THE REQUEST: Locate the string "title" in the listing below. Copy every line where it is found.

SUPPLIED MATERIAL:
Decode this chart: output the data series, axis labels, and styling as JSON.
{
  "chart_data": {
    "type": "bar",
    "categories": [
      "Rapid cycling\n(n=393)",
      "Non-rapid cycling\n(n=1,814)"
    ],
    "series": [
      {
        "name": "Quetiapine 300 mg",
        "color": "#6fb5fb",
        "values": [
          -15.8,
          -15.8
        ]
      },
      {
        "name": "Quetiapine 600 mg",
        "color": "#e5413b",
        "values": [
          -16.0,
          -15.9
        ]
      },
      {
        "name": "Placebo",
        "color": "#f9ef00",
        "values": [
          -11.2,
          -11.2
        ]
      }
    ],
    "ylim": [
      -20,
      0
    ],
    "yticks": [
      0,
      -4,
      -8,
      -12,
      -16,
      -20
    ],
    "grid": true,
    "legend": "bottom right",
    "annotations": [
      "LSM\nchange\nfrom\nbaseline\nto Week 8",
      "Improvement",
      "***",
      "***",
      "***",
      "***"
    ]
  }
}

...

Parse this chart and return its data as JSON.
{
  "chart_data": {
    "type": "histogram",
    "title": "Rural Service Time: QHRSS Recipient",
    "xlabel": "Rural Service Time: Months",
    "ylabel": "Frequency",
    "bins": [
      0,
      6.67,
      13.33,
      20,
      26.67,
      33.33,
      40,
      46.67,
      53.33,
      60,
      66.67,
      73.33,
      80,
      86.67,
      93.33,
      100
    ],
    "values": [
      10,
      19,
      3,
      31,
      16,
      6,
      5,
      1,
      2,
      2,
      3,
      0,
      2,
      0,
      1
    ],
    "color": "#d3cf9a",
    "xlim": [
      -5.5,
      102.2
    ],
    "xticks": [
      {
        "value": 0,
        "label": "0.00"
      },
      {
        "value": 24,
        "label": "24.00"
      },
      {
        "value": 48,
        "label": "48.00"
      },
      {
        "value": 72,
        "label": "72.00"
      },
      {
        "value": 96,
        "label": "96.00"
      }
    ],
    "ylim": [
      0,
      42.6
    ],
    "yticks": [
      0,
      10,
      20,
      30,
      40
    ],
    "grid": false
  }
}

...

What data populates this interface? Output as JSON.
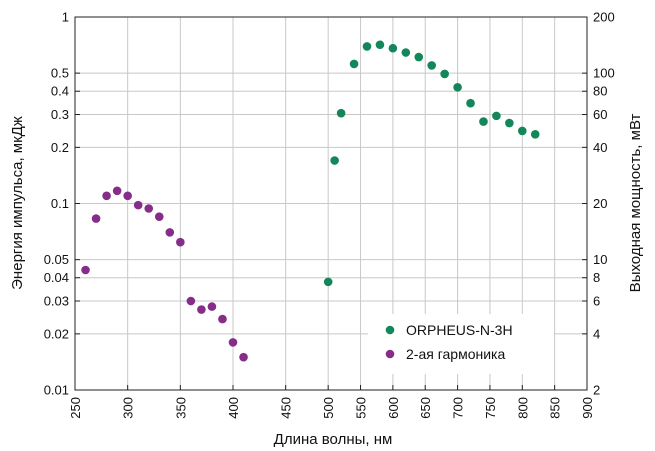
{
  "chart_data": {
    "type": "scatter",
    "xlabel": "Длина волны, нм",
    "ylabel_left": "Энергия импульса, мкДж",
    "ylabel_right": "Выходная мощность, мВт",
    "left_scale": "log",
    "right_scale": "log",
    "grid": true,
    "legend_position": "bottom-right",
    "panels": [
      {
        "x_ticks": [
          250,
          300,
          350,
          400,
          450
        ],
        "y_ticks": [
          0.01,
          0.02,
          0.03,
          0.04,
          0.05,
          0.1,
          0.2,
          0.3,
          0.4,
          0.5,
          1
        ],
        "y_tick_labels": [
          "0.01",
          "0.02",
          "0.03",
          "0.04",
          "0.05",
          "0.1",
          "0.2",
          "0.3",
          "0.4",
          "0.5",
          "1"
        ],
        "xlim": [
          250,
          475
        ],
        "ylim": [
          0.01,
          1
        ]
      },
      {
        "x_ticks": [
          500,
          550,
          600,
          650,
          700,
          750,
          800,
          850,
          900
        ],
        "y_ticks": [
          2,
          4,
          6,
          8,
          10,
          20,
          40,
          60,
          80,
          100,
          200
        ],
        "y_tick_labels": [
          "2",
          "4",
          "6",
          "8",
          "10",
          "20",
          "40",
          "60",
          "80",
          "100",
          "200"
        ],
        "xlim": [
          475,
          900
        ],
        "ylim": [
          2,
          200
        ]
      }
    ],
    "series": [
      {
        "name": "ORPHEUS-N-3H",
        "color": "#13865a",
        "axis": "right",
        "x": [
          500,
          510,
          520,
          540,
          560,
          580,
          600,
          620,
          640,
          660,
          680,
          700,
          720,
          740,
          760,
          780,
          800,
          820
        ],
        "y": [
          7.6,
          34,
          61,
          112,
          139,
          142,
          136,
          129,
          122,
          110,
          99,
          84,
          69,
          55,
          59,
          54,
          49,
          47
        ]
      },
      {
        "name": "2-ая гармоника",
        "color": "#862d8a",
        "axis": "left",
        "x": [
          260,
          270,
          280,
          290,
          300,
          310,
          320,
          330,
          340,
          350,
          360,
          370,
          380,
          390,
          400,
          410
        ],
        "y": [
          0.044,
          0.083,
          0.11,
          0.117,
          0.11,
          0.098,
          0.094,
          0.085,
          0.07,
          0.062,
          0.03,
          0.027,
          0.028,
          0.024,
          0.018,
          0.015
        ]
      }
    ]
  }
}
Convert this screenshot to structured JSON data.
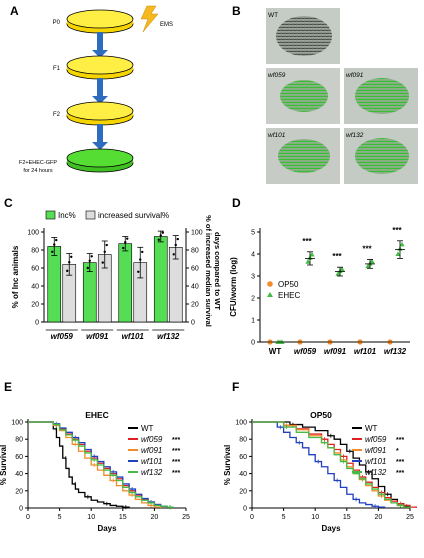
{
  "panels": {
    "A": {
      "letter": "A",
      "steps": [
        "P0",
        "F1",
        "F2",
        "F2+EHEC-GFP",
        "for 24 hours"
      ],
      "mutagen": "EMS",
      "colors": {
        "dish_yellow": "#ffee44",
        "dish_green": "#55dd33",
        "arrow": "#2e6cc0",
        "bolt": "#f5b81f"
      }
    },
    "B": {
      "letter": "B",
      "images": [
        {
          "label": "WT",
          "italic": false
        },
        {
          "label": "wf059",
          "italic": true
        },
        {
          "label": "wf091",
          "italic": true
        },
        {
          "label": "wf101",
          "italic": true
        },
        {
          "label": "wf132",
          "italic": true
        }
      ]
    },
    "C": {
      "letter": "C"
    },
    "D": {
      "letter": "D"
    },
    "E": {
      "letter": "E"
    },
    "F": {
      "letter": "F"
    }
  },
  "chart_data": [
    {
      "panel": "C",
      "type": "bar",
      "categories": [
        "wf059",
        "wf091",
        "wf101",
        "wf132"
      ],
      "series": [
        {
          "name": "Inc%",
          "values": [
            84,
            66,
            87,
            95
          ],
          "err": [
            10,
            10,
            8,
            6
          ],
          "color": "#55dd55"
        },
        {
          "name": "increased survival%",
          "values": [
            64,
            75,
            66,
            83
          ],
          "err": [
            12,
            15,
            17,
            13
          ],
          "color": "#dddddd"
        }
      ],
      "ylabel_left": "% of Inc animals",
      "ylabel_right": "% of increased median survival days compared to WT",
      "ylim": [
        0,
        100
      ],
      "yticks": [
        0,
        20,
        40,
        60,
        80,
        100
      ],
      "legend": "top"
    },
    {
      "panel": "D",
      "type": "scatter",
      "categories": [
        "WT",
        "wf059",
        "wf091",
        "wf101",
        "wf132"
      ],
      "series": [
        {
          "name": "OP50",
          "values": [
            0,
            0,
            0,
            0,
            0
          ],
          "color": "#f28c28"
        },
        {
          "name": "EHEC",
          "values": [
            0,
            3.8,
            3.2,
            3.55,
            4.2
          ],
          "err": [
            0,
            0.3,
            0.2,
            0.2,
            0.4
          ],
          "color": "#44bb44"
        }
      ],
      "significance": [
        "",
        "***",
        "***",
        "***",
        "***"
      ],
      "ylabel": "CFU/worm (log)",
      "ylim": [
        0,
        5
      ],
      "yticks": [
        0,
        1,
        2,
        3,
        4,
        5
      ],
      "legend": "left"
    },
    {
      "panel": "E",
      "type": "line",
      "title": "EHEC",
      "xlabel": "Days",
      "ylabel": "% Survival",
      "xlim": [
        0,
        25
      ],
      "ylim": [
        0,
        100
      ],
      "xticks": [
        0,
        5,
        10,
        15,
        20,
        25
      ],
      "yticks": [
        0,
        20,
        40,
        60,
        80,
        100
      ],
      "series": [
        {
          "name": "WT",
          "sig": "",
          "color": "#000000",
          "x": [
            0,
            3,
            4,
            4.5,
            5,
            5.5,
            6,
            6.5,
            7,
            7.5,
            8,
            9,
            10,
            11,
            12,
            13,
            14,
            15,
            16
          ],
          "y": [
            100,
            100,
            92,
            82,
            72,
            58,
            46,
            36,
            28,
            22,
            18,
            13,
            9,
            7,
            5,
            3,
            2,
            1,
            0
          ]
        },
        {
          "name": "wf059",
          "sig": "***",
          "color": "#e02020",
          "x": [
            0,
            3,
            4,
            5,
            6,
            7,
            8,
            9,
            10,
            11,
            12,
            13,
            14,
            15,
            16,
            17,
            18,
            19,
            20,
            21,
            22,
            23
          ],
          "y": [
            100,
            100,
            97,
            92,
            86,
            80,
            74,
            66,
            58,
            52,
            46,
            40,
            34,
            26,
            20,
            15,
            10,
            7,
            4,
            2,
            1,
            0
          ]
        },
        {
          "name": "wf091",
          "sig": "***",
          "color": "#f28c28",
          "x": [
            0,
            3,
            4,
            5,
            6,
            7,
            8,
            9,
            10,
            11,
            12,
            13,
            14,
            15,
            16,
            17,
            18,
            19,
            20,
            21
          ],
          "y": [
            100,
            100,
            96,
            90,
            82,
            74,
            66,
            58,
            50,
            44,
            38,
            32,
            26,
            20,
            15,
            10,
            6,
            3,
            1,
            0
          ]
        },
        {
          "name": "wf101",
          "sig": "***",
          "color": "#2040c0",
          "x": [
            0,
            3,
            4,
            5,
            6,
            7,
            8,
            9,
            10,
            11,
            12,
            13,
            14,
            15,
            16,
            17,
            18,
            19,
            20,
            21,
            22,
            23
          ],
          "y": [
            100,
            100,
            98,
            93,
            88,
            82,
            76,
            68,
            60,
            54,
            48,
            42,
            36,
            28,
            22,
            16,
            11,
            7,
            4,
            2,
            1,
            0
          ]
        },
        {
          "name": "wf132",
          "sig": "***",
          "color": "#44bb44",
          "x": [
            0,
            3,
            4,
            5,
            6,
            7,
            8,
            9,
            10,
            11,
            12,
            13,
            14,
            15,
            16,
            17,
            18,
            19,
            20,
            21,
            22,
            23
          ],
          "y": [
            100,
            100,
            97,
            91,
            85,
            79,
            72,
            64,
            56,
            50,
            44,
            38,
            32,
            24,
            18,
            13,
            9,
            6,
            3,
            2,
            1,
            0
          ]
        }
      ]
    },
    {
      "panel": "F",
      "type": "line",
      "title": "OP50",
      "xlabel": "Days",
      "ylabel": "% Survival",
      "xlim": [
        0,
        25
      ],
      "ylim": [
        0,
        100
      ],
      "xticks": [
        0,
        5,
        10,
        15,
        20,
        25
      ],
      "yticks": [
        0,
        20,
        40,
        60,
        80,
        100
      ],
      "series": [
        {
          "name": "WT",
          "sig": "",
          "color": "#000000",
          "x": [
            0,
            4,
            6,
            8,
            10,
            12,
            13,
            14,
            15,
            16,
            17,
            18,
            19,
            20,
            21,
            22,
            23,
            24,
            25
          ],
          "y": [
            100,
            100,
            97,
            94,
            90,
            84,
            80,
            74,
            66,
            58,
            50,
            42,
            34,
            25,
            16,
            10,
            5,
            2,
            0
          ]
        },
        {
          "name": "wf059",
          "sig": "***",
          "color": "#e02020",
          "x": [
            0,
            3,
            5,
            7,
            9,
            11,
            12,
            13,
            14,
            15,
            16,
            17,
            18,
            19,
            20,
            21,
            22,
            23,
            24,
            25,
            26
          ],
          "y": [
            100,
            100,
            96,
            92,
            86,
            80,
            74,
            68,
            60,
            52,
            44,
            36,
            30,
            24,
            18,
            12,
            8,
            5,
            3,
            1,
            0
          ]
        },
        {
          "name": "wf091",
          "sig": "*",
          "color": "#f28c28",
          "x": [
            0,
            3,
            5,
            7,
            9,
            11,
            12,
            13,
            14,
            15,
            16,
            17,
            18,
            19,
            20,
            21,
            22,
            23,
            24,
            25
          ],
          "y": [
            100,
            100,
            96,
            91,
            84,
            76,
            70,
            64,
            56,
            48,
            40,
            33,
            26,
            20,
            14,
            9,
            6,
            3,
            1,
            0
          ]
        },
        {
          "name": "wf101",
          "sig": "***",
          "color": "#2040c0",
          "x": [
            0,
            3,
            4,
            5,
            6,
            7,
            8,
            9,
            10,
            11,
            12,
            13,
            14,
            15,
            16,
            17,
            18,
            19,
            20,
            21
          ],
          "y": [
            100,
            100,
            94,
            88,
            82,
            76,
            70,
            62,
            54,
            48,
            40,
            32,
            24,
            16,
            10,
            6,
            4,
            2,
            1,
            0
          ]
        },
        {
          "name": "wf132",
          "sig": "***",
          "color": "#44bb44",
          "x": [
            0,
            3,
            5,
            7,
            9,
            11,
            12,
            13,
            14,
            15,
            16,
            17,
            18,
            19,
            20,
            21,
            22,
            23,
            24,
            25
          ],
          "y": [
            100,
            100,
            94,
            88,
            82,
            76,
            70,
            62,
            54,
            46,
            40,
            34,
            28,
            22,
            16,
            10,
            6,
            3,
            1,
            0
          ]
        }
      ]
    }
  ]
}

RESULT OF THE TASK:
    "title": "Rural Service Time: QHRSS Recipient",
      "title": "EHEC",
      "title": "OP50",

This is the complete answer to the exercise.